--- Start ---
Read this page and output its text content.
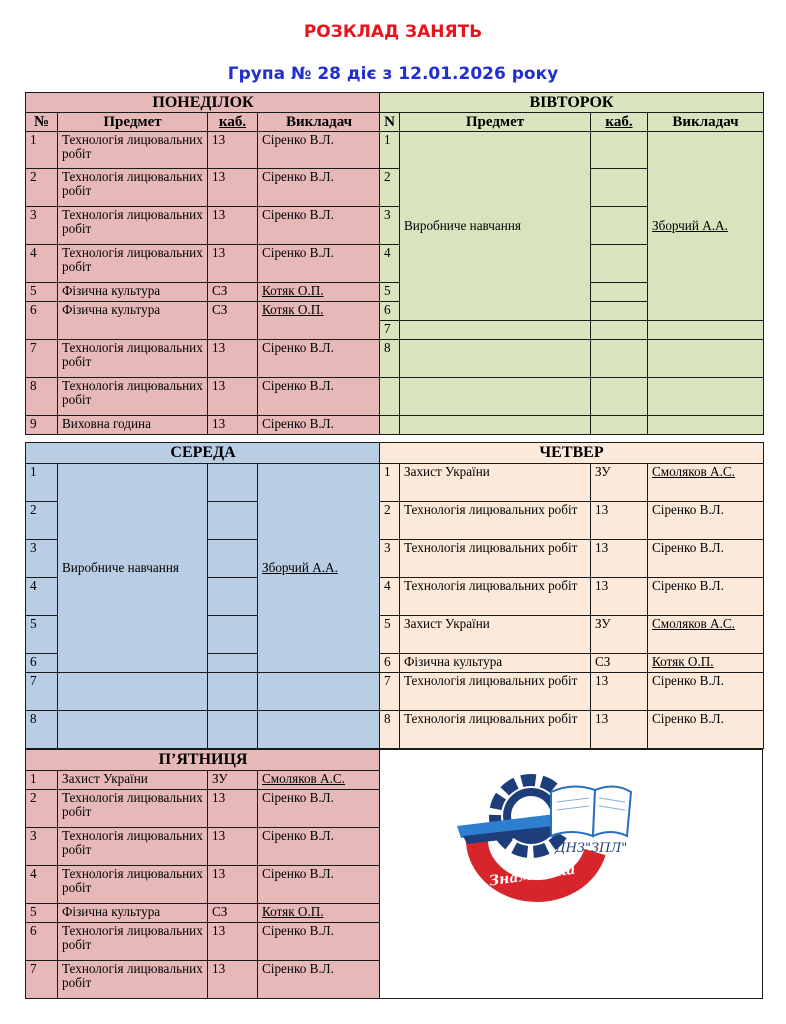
РОЗКЛАД ЗАНЯТЬ
Група № 28 діє з 12.01.2026 року
ПОНЕДІЛОК			
№	Предмет	каб.	Викладач
1	Технологія лицювальних робіт	13	Сіренко В.Л.
2	Технологія лицювальних робіт	13	Сіренко В.Л.
3	Технологія лицювальних робіт	13	Сіренко В.Л.
4	Технологія лицювальних робіт	13	Сіренко В.Л.
5	Фізична культура	СЗ	Котяк О.П.
6	Фізична культура	СЗ	Котяк О.П.
7	Технологія лицювальних робіт	13	Сіренко В.Л.
8	Технологія лицювальних робіт	13	Сіренко В.Л.
9	Виховна година	13	Сіренко В.Л.
ВІВТОРОК			
N	Предмет	каб.	Викладач
1	Виробниче навчання		Зборчий А.А.
2			
3			
4			
5			
6			
7			
8			

СЕРЕДА			
1	Виробниче навчання		Зборчий А.А.
2			
3			
4			
5			
6			
7			
8			
ЧЕТВЕР			
1	Захист України	ЗУ	Смоляков А.С.
2	Технологія лицювальних робіт	13	Сіренко В.Л.
3	Технологія лицювальних робіт	13	Сіренко В.Л.
4	Технологія лицювальних робіт	13	Сіренко В.Л.
5	Захист України	ЗУ	Смоляков А.С.
6	Фізична культура	СЗ	Котяк О.П.
7	Технологія лицювальних робіт	13	Сіренко В.Л.
8	Технологія лицювальних робіт	13	Сіренко В.Л.
П’ЯТНИЦЯ			
1	Захист України	ЗУ	Смоляков А.С.
2	Технологія лицювальних робіт	13	Сіренко В.Л.
3	Технологія лицювальних робіт	13	Сіренко В.Л.
4	Технологія лицювальних робіт	13	Сіренко В.Л.
5	Фізична культура	СЗ	Котяк О.П.
6	Технологія лицювальних робіт	13	Сіренко В.Л.
7	Технологія лицювальних робіт	13	Сіренко В.Л.
ДНЗ"ЗПЛ"
Знам'янка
--- End ---
* [Short problem]: Pictures stay out; reproduce every line of the records exactly.

* [Solved problem]:
Read this page and output its text content.
РОЗКЛАД ЗАНЯТЬ
Група № 28 діє з 12.01.2026 року
ПОНЕДІЛОК			
№	Предмет	каб.	Викладач
1	Технологія лицювальних робіт	13	Сіренко В.Л.
2	Технологія лицювальних робіт	13	Сіренко В.Л.
3	Технологія лицювальних робіт	13	Сіренко В.Л.
4	Технологія лицювальних робіт	13	Сіренко В.Л.
5	Фізична культура	СЗ	Котяк О.П.
6	Фізична культура	СЗ	Котяк О.П.
7	Технологія лицювальних робіт	13	Сіренко В.Л.
8	Технологія лицювальних робіт	13	Сіренко В.Л.
9	Виховна година	13	Сіренко В.Л.
ВІВТОРОК			
N	Предмет	каб.	Викладач
1	Виробниче навчання		Зборчий А.А.
2			
3			
4			
5			
6			
7			
8			

СЕРЕДА			
1	Виробниче навчання		Зборчий А.А.
2			
3			
4			
5			
6			
7			
8			
ЧЕТВЕР			
1	Захист України	ЗУ	Смоляков А.С.
2	Технологія лицювальних робіт	13	Сіренко В.Л.
3	Технологія лицювальних робіт	13	Сіренко В.Л.
4	Технологія лицювальних робіт	13	Сіренко В.Л.
5	Захист України	ЗУ	Смоляков А.С.
6	Фізична культура	СЗ	Котяк О.П.
7	Технологія лицювальних робіт	13	Сіренко В.Л.
8	Технологія лицювальних робіт	13	Сіренко В.Л.
П’ЯТНИЦЯ			
1	Захист України	ЗУ	Смоляков А.С.
2	Технологія лицювальних робіт	13	Сіренко В.Л.
3	Технологія лицювальних робіт	13	Сіренко В.Л.
4	Технологія лицювальних робіт	13	Сіренко В.Л.
5	Фізична культура	СЗ	Котяк О.П.
6	Технологія лицювальних робіт	13	Сіренко В.Л.
7	Технологія лицювальних робіт	13	Сіренко В.Л.
ДНЗ"ЗПЛ"
Знам'янка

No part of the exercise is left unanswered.